#### YOUR TASK
Show all lines from the data that include the word "Count".

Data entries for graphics

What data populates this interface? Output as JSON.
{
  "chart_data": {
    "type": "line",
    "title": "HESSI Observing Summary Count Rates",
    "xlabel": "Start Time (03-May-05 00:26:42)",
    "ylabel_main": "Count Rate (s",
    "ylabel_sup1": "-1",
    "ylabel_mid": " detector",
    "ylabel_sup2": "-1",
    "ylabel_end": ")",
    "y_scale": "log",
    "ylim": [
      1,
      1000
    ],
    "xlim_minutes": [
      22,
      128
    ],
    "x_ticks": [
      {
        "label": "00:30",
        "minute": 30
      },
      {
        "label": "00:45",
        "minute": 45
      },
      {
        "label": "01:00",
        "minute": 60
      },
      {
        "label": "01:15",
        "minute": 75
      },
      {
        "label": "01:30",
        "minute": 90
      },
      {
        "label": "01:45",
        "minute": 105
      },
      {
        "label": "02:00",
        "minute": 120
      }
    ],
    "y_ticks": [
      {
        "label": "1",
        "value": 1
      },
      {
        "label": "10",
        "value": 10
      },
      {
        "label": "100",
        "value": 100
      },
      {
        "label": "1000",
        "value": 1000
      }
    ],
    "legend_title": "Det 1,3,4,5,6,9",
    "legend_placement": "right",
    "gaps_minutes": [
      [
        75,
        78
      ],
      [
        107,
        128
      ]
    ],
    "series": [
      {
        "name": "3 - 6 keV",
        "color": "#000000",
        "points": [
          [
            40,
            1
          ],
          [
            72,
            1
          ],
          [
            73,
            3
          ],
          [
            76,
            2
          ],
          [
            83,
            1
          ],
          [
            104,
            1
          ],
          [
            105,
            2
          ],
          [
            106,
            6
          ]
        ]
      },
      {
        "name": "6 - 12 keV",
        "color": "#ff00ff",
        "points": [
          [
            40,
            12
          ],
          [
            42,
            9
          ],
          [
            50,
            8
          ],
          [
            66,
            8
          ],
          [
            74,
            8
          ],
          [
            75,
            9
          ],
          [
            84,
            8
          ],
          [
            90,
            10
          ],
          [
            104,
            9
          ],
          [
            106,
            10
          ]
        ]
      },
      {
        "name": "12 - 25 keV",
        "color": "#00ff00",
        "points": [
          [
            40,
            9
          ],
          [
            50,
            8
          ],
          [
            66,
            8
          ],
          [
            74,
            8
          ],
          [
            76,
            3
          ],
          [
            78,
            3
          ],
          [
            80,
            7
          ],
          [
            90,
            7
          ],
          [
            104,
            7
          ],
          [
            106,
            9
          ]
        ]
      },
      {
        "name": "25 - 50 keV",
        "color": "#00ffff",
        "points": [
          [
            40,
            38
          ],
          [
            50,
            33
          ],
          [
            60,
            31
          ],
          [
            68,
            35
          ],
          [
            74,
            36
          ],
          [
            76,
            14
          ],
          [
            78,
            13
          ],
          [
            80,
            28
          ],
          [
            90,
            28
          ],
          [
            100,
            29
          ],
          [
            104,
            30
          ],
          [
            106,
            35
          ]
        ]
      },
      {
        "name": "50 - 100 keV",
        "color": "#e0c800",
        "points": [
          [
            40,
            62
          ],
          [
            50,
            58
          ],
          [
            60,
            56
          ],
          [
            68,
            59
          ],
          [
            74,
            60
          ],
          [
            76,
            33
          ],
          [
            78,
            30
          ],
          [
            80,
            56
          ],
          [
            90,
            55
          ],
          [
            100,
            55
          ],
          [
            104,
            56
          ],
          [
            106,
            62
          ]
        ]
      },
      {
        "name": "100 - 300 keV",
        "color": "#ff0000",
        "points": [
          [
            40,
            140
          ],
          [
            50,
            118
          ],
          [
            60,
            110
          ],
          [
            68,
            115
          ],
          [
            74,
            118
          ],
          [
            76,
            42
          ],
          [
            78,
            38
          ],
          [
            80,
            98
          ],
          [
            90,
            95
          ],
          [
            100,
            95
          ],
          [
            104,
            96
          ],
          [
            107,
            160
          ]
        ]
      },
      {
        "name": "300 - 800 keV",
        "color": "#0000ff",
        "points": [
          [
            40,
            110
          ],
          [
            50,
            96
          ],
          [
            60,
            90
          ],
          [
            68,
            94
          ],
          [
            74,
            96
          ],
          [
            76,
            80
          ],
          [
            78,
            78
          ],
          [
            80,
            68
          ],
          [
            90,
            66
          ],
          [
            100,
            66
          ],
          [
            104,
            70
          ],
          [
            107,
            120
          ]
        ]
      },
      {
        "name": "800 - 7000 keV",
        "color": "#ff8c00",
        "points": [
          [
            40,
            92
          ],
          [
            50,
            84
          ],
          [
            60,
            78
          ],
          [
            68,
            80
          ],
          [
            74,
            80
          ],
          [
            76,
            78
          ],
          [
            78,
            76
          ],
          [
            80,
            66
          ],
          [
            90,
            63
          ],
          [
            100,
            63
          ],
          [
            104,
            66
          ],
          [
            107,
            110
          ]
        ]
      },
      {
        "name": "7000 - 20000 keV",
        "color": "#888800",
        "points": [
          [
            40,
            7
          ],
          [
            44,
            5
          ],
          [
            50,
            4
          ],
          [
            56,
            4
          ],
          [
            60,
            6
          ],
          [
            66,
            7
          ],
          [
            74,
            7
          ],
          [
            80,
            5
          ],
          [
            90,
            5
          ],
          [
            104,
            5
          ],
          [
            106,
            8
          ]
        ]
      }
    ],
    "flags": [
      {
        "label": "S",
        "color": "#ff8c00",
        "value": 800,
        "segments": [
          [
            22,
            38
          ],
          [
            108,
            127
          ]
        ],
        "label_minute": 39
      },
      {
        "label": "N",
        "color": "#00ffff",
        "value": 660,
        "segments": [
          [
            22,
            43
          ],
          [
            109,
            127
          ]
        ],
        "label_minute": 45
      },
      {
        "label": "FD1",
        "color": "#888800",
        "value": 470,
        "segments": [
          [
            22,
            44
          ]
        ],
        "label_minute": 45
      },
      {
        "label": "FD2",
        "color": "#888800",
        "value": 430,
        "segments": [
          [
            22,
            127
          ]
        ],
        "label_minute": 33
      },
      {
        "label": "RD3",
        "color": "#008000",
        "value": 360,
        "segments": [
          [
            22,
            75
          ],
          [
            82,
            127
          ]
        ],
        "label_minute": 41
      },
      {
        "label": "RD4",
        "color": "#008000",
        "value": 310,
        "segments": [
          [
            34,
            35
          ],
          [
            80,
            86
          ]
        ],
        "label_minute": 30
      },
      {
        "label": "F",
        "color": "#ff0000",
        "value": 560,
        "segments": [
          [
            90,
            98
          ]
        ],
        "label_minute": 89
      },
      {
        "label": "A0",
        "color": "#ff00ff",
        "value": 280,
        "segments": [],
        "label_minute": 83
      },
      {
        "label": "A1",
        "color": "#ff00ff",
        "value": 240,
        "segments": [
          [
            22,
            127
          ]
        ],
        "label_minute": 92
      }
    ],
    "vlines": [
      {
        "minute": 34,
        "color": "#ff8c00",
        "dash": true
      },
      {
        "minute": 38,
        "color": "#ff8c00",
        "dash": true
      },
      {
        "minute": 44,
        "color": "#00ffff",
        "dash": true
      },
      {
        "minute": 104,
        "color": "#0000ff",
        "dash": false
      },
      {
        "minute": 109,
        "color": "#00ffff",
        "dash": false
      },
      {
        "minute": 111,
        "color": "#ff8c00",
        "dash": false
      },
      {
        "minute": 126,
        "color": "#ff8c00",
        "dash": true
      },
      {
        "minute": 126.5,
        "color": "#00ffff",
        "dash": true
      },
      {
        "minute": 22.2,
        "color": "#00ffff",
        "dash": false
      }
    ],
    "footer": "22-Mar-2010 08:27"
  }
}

#### TASK RESULT
    "title": "HESSI Observing Summary Count Rates",
    "ylabel_main": "Count Rate (s",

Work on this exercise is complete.